§ WHAT YOU ARE ASKED TO DO: Output every line below without omitting or altering anything.

§ MATERIAL FOR THIS TASK:
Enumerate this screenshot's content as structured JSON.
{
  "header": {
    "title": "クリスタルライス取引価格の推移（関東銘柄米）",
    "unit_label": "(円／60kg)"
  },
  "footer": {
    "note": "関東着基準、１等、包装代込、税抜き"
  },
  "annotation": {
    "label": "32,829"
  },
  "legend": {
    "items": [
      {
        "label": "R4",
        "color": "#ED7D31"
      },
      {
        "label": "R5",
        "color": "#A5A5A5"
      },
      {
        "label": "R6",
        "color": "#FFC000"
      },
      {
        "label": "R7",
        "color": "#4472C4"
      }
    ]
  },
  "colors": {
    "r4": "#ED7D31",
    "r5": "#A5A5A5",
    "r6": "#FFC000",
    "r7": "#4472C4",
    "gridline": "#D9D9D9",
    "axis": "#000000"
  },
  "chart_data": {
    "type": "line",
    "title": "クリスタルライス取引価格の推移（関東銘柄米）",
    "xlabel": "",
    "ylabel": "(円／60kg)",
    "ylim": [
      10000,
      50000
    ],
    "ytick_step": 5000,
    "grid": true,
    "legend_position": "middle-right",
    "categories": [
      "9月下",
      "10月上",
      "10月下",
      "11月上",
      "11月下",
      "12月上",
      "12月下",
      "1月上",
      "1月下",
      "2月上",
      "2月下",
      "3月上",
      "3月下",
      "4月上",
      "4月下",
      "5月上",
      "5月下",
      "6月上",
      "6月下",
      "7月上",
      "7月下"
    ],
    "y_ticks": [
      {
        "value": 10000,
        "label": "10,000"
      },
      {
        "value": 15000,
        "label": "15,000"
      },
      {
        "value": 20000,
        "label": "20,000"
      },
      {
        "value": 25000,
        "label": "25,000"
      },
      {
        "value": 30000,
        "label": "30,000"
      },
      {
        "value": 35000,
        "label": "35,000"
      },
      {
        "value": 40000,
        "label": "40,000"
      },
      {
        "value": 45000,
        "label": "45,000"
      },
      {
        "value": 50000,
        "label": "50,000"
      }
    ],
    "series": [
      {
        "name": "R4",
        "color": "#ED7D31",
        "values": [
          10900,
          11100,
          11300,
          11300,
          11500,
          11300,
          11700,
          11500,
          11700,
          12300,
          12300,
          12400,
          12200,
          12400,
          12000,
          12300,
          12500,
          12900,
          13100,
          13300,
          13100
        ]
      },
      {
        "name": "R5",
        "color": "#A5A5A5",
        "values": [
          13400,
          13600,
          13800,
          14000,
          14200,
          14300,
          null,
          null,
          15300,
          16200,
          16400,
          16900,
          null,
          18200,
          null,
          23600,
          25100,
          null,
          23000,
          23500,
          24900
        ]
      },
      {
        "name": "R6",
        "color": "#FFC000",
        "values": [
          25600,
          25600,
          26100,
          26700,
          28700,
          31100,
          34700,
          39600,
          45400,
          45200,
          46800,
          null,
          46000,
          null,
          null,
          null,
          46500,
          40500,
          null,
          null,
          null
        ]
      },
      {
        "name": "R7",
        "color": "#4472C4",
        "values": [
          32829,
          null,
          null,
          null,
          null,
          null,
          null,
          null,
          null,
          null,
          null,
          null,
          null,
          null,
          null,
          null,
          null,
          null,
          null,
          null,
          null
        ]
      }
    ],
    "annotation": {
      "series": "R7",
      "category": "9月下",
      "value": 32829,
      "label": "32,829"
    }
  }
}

§ FULL RESPONSE:
Enumerate this screenshot's content as structured JSON.
{
  "header": {
    "title": "クリスタルライス取引価格の推移（関東銘柄米）",
    "unit_label": "(円／60kg)"
  },
  "footer": {
    "note": "関東着基準、１等、包装代込、税抜き"
  },
  "annotation": {
    "label": "32,829"
  },
  "legend": {
    "items": [
      {
        "label": "R4",
        "color": "#ED7D31"
      },
      {
        "label": "R5",
        "color": "#A5A5A5"
      },
      {
        "label": "R6",
        "color": "#FFC000"
      },
      {
        "label": "R7",
        "color": "#4472C4"
      }
    ]
  },
  "colors": {
    "r4": "#ED7D31",
    "r5": "#A5A5A5",
    "r6": "#FFC000",
    "r7": "#4472C4",
    "gridline": "#D9D9D9",
    "axis": "#000000"
  },
  "chart_data": {
    "type": "line",
    "title": "クリスタルライス取引価格の推移（関東銘柄米）",
    "xlabel": "",
    "ylabel": "(円／60kg)",
    "ylim": [
      10000,
      50000
    ],
    "ytick_step": 5000,
    "grid": true,
    "legend_position": "middle-right",
    "categories": [
      "9月下",
      "10月上",
      "10月下",
      "11月上",
      "11月下",
      "12月上",
      "12月下",
      "1月上",
      "1月下",
      "2月上",
      "2月下",
      "3月上",
      "3月下",
      "4月上",
      "4月下",
      "5月上",
      "5月下",
      "6月上",
      "6月下",
      "7月上",
      "7月下"
    ],
    "y_ticks": [
      {
        "value": 10000,
        "label": "10,000"
      },
      {
        "value": 15000,
        "label": "15,000"
      },
      {
        "value": 20000,
        "label": "20,000"
      },
      {
        "value": 25000,
        "label": "25,000"
      },
      {
        "value": 30000,
        "label": "30,000"
      },
      {
        "value": 35000,
        "label": "35,000"
      },
      {
        "value": 40000,
        "label": "40,000"
      },
      {
        "value": 45000,
        "label": "45,000"
      },
      {
        "value": 50000,
        "label": "50,000"
      }
    ],
    "series": [
      {
        "name": "R4",
        "color": "#ED7D31",
        "values": [
          10900,
          11100,
          11300,
          11300,
          11500,
          11300,
          11700,
          11500,
          11700,
          12300,
          12300,
          12400,
          12200,
          12400,
          12000,
          12300,
          12500,
          12900,
          13100,
          13300,
          13100
        ]
      },
      {
        "name": "R5",
        "color": "#A5A5A5",
        "values": [
          13400,
          13600,
          13800,
          14000,
          14200,
          14300,
          null,
          null,
          15300,
          16200,
          16400,
          16900,
          null,
          18200,
          null,
          23600,
          25100,
          null,
          23000,
          23500,
          24900
        ]
      },
      {
        "name": "R6",
        "color": "#FFC000",
        "values": [
          25600,
          25600,
          26100,
          26700,
          28700,
          31100,
          34700,
          39600,
          45400,
          45200,
          46800,
          null,
          46000,
          null,
          null,
          null,
          46500,
          40500,
          null,
          null,
          null
        ]
      },
      {
        "name": "R7",
        "color": "#4472C4",
        "values": [
          32829,
          null,
          null,
          null,
          null,
          null,
          null,
          null,
          null,
          null,
          null,
          null,
          null,
          null,
          null,
          null,
          null,
          null,
          null,
          null,
          null
        ]
      }
    ],
    "annotation": {
      "series": "R7",
      "category": "9月下",
      "value": 32829,
      "label": "32,829"
    }
  }
}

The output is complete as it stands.